Goal of the exercise: Without including any pictures, write out all the entries exactly.

##########

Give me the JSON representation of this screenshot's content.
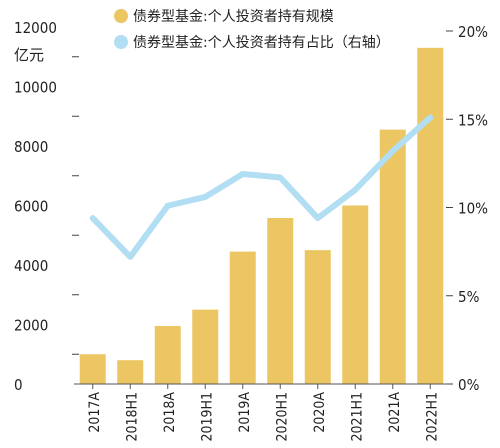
{
  "chart_data": {
    "type": "bar",
    "categories": [
      "2017A",
      "2018H1",
      "2018A",
      "2019H1",
      "2019A",
      "2020H1",
      "2020A",
      "2021H1",
      "2021A",
      "2022H1"
    ],
    "series": [
      {
        "name": "债券型基金:个人投资者持有规模",
        "type": "bar",
        "axis": "left",
        "color": "#ecc662",
        "values": [
          1000,
          800,
          1950,
          2500,
          4450,
          5580,
          4500,
          6000,
          8550,
          11300
        ]
      },
      {
        "name": "债券型基金:个人投资者持有占比（右轴）",
        "type": "line",
        "axis": "right",
        "color": "#b1def2",
        "values": [
          9.4,
          7.2,
          10.1,
          10.6,
          11.9,
          11.7,
          9.4,
          11.0,
          13.2,
          15.1
        ]
      }
    ],
    "y_left": {
      "unit": "亿元",
      "ylim": [
        0,
        12000
      ],
      "ticks": [
        "0",
        "2000",
        "4000",
        "6000",
        "8000",
        "10000",
        "12000"
      ]
    },
    "y_right": {
      "ylim": [
        0,
        20
      ],
      "ticks": [
        "0%",
        "5%",
        "10%",
        "15%",
        "20%"
      ]
    },
    "legend_position": "top",
    "grid": false
  }
}
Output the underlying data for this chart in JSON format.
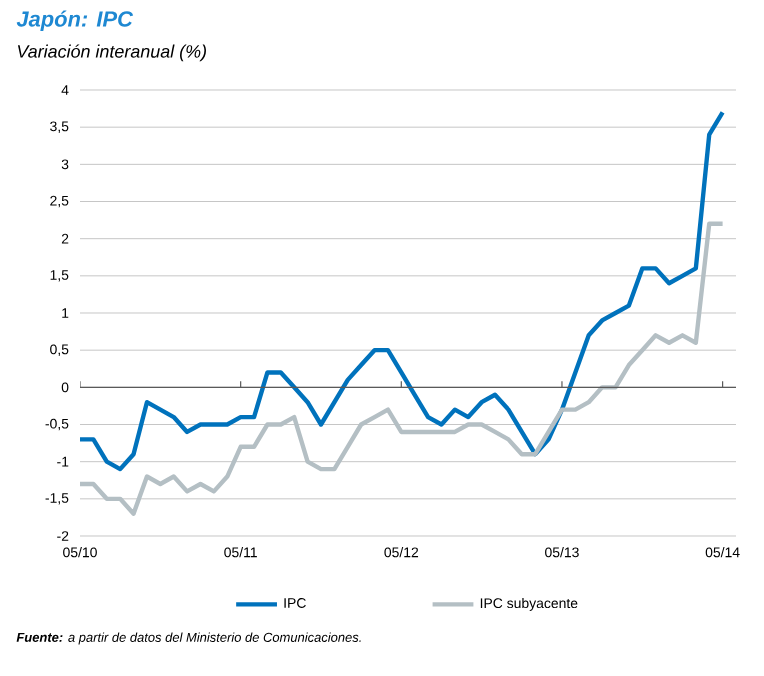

##########

Output below:
Give me the JSON representation of this screenshot's content.
{
  "chart_data": {
    "type": "bar",
    "categories": [
      "2017A",
      "2018H1",
      "2018A",
      "2019H1",
      "2019A",
      "2020H1",
      "2020A",
      "2021H1",
      "2021A",
      "2022H1"
    ],
    "series": [
      {
        "name": "债券型基金:个人投资者持有规模",
        "type": "bar",
        "axis": "left",
        "color": "#ecc662",
        "values": [
          1000,
          800,
          1950,
          2500,
          4450,
          5580,
          4500,
          6000,
          8550,
          11300
        ]
      },
      {
        "name": "债券型基金:个人投资者持有占比（右轴）",
        "type": "line",
        "axis": "right",
        "color": "#b1def2",
        "values": [
          9.4,
          7.2,
          10.1,
          10.6,
          11.9,
          11.7,
          9.4,
          11.0,
          13.2,
          15.1
        ]
      }
    ],
    "y_left": {
      "unit": "亿元",
      "ylim": [
        0,
        12000
      ],
      "ticks": [
        "0",
        "2000",
        "4000",
        "6000",
        "8000",
        "10000",
        "12000"
      ]
    },
    "y_right": {
      "ylim": [
        0,
        20
      ],
      "ticks": [
        "0%",
        "5%",
        "10%",
        "15%",
        "20%"
      ]
    },
    "legend_position": "top",
    "grid": false
  }
}
Output the underlying data for this chart in JSON format.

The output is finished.